◆ EXERCISE PROMPT ◆
Scan the lines below; pull out those with "JSON".

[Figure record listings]
+-------+

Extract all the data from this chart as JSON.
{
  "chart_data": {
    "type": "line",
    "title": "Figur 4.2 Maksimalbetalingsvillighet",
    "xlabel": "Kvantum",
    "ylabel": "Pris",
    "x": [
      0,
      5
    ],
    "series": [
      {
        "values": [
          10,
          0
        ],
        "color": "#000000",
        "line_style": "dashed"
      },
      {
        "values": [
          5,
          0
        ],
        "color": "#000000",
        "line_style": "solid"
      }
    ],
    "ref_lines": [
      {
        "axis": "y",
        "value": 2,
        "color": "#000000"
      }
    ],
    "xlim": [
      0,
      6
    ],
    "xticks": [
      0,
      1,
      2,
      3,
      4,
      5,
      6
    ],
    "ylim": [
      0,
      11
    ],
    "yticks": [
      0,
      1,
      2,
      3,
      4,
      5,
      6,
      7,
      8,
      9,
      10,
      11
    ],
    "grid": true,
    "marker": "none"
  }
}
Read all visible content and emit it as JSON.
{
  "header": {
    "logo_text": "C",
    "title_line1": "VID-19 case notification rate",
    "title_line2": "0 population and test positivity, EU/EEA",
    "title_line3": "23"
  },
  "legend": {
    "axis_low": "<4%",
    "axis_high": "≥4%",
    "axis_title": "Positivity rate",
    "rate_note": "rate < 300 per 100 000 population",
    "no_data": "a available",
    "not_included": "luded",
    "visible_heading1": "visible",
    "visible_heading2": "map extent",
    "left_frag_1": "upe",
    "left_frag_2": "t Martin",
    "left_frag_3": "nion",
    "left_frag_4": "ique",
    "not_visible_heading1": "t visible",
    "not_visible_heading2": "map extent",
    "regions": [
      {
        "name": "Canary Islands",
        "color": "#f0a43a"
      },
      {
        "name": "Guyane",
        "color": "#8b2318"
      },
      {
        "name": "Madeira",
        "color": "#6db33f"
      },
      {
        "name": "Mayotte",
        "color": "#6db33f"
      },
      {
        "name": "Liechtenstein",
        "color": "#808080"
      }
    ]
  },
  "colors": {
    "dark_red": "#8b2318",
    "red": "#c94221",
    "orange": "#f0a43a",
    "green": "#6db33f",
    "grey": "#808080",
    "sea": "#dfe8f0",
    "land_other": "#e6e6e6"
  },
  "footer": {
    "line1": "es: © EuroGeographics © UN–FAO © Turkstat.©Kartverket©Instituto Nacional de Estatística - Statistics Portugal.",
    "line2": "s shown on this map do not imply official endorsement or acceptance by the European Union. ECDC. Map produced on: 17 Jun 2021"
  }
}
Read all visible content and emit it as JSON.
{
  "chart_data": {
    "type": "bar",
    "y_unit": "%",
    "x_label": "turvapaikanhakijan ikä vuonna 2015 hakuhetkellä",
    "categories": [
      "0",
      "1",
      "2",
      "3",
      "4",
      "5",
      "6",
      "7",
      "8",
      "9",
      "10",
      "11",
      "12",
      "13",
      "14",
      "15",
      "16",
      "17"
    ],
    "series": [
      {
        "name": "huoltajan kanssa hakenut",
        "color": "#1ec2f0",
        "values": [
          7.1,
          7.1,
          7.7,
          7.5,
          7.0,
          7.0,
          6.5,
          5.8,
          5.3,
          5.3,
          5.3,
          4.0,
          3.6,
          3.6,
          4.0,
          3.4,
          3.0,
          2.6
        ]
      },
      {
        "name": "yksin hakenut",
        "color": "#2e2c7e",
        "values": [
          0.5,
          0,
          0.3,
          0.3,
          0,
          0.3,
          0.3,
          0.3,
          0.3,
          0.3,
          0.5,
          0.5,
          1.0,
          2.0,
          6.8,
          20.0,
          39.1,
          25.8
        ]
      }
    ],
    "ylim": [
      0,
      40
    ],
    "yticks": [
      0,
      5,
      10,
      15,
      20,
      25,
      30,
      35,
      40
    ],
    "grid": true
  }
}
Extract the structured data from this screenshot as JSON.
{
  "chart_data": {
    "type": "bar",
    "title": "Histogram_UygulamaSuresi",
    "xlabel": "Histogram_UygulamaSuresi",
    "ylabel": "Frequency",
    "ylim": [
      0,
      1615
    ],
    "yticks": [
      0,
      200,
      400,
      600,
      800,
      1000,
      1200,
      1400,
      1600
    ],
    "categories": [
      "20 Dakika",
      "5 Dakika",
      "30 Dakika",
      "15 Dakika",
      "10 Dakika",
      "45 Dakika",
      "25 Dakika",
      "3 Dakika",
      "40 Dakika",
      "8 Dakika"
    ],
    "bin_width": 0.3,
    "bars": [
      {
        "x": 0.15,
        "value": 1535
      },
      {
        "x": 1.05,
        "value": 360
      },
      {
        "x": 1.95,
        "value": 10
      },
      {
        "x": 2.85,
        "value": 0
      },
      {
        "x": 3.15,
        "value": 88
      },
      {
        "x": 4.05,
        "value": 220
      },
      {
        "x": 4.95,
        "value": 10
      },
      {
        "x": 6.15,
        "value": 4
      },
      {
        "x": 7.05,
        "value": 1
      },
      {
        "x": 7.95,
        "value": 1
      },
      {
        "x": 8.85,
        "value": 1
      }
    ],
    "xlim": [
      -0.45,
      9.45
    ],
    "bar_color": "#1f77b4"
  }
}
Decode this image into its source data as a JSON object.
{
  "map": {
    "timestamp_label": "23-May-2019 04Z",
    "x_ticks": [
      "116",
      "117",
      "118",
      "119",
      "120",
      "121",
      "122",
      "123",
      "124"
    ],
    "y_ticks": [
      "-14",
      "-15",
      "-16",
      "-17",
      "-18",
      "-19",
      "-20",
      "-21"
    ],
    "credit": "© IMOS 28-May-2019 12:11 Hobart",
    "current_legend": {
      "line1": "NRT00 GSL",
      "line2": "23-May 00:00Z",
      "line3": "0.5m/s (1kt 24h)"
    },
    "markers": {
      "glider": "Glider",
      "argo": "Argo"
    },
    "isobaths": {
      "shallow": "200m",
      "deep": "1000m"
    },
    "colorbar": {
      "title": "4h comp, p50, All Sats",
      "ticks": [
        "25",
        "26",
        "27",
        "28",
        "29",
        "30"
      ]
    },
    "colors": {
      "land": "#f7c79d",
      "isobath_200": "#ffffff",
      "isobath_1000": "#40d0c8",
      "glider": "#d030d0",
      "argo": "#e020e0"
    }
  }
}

+-------+

◆ FINISHED TASK ◆
Extract all the data from this chart as JSON.
Read all visible content and emit it as JSON.
Read all visible content and emit it as JSON.
Extract the structured data from this screenshot as JSON.
Decode this image into its source data as a JSON object.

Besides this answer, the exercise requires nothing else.